*What is expected:*
Write out, word for word, the part of the forum thread about the tree frog tank starting with "## Wide_Eyed_Wanderer (Aug" and going on through "something like this.".

# my new pair of whites tree frogs{update iam sober now}got 3 angles



## cueball (May 24, 2005)

To me this tank is a master peace some of the plants are dieing because of the high moisture but there just adjusting they are on the rebound the 20g is fulled with lots of flat small mossy rocks ,one twisted freaky peace of wild drift wood,a fogger in his water bowl and one life like branch i picked out of a tree last month and endless abouts of moss with small plants of every kind& clover growing out if it I FOUND A PATCH OF 4 LEAF CLOVER SO I HAD TO GET THE CARPET OF MOSS i just felt lucky, ENJOY

heres a question i have only had them for 2 days but don't they supposed to be green..?

the purplish hue in the tank is from the grow light i put over head
View attachment 171316


----------



## dark FrOsT (Sep 23, 2006)

tank looks awesome


----------



## cueball (May 24, 2005)

really natural and compact isn't it ive spent months looking at wallmart& going on hikes up the local stream,, and combing lakes... and this is what i came up with so far..i love ivy they seem to take to moist tanks so well


----------



## cueball (May 24, 2005)

a pic of the fogger coating the greenery-->was that a real word lol,,


----------



## notaverage (Sep 10, 2005)

full tank shot would be nice


----------



## cueball (May 24, 2005)

haha i read your comment just now and you typed the same time i did,,,there ya go once the 3 kinds of ivy's take off its going to be real thick and nice notice the fake flat tree looking thing i build out of nailing peaces of mulch to a peace of chip board iam going to train the ivy under the mounted tree branch to climb up it over the winter


----------



## cueball (May 24, 2005)

any tips on making it more natural ill be glad to take them


----------



## Wide_Eyed_Wanderer (Aug 22, 2006)

Everything looks stunning. except the background. Only one side is covered wit the bark background and the other side has those ugly plastic plants. You should go to your local reptile supply and cover the whole background with something like this.

Dataset rows:
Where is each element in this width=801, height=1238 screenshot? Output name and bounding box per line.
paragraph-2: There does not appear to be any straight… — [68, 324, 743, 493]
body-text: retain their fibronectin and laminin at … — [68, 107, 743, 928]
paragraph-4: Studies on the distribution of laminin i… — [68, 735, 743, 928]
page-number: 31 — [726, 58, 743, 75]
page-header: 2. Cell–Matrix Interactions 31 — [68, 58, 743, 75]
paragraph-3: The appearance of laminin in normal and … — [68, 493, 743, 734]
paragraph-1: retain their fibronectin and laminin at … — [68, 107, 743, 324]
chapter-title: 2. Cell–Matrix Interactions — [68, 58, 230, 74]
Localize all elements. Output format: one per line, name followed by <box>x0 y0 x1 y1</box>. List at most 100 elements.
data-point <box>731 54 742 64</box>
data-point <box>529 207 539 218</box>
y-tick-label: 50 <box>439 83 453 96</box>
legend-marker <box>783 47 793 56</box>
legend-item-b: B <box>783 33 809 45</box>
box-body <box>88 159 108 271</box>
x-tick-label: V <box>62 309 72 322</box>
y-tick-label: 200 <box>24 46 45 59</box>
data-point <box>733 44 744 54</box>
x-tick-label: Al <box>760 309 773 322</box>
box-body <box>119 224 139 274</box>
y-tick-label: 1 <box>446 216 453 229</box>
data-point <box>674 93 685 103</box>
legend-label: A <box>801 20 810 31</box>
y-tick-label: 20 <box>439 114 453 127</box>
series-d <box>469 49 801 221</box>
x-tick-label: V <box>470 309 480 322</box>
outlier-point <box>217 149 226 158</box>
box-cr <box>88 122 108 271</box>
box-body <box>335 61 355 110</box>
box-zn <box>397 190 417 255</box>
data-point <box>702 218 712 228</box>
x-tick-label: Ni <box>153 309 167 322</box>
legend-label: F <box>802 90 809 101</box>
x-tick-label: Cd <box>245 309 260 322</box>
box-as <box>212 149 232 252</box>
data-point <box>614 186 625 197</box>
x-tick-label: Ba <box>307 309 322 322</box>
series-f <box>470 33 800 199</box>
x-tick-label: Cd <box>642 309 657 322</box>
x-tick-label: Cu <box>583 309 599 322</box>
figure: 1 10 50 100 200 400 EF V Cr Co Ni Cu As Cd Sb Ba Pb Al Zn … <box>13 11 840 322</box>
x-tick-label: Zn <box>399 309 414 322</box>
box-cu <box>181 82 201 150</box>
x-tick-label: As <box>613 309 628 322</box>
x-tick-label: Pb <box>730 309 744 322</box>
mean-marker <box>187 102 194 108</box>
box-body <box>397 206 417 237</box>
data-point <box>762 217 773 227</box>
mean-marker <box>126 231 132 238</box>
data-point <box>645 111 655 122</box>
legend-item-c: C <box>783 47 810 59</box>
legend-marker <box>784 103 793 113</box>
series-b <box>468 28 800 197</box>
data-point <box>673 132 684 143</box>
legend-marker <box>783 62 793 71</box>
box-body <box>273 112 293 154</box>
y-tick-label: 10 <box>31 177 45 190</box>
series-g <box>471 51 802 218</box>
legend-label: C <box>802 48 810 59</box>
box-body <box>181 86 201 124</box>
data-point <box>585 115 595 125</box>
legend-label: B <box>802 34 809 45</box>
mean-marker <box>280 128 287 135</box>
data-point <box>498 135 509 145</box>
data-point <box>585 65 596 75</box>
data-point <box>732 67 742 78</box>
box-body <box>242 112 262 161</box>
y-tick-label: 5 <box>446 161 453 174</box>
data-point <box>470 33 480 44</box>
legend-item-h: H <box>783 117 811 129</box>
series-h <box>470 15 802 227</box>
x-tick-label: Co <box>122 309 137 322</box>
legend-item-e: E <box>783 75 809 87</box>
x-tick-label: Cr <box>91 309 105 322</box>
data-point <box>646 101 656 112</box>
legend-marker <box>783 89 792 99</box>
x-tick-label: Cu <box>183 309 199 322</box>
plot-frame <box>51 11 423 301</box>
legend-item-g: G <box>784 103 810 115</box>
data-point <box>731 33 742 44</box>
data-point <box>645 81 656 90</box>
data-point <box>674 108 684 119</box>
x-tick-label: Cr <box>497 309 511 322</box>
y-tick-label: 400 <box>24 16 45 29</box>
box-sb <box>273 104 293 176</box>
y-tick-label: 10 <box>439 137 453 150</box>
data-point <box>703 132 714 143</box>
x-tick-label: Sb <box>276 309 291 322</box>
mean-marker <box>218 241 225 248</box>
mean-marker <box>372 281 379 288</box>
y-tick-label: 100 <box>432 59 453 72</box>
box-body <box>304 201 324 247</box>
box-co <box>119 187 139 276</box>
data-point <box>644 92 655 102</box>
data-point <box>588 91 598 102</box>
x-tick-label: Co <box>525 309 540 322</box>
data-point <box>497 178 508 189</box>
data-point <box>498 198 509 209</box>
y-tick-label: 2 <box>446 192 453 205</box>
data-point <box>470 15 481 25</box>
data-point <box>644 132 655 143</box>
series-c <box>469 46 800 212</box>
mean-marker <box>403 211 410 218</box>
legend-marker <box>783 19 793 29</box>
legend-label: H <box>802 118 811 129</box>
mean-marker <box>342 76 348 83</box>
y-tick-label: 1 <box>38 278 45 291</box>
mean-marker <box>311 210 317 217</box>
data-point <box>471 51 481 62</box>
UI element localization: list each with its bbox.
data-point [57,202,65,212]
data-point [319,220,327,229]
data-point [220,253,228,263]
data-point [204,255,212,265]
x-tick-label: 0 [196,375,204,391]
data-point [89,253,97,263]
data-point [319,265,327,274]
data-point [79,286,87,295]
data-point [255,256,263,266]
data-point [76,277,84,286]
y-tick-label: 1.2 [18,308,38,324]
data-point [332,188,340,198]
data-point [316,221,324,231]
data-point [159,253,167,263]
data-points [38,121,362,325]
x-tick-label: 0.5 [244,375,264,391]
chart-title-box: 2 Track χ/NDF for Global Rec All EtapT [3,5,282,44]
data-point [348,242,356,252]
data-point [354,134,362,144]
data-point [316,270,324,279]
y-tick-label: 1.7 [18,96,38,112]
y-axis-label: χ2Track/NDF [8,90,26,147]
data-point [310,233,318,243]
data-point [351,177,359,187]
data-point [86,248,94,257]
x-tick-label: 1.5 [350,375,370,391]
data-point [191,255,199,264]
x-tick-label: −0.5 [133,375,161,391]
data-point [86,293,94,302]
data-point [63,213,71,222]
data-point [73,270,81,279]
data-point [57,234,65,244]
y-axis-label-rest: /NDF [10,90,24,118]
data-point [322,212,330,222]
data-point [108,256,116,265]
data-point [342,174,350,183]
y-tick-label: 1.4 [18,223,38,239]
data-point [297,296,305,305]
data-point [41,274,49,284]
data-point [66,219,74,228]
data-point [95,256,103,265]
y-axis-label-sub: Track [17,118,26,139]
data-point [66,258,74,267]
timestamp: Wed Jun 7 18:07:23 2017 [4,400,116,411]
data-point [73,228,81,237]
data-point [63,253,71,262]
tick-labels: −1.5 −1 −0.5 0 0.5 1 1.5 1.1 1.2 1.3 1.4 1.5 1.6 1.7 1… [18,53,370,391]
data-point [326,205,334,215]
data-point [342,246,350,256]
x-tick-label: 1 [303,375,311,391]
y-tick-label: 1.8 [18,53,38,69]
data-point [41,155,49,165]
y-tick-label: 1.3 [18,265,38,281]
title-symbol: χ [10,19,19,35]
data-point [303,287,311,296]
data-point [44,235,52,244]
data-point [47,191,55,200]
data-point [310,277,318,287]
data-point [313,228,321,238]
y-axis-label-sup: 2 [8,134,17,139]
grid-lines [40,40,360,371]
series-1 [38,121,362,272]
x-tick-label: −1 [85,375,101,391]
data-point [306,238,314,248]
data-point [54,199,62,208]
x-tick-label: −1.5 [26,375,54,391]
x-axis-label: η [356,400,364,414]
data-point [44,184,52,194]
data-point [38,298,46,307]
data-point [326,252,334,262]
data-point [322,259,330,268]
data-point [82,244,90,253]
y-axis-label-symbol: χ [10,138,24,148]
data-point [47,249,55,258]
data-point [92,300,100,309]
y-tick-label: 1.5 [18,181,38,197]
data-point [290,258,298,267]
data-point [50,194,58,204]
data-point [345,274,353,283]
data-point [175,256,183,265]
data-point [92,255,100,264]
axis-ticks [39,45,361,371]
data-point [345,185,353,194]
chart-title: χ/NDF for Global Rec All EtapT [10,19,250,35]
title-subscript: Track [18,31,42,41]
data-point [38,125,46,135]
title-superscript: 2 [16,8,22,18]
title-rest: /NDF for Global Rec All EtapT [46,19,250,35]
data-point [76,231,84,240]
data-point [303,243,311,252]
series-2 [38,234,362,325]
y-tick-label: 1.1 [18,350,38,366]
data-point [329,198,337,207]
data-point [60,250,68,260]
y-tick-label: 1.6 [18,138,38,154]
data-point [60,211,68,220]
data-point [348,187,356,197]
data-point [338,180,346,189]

*Result:*
## Wide_Eyed_Wanderer (Aug 22, 2006)

Everything looks stunning. except the background. Only one side is covered wit the bark background and the other side has those ugly plastic plants. You should go to your local reptile supply and cover the whole background with something like this.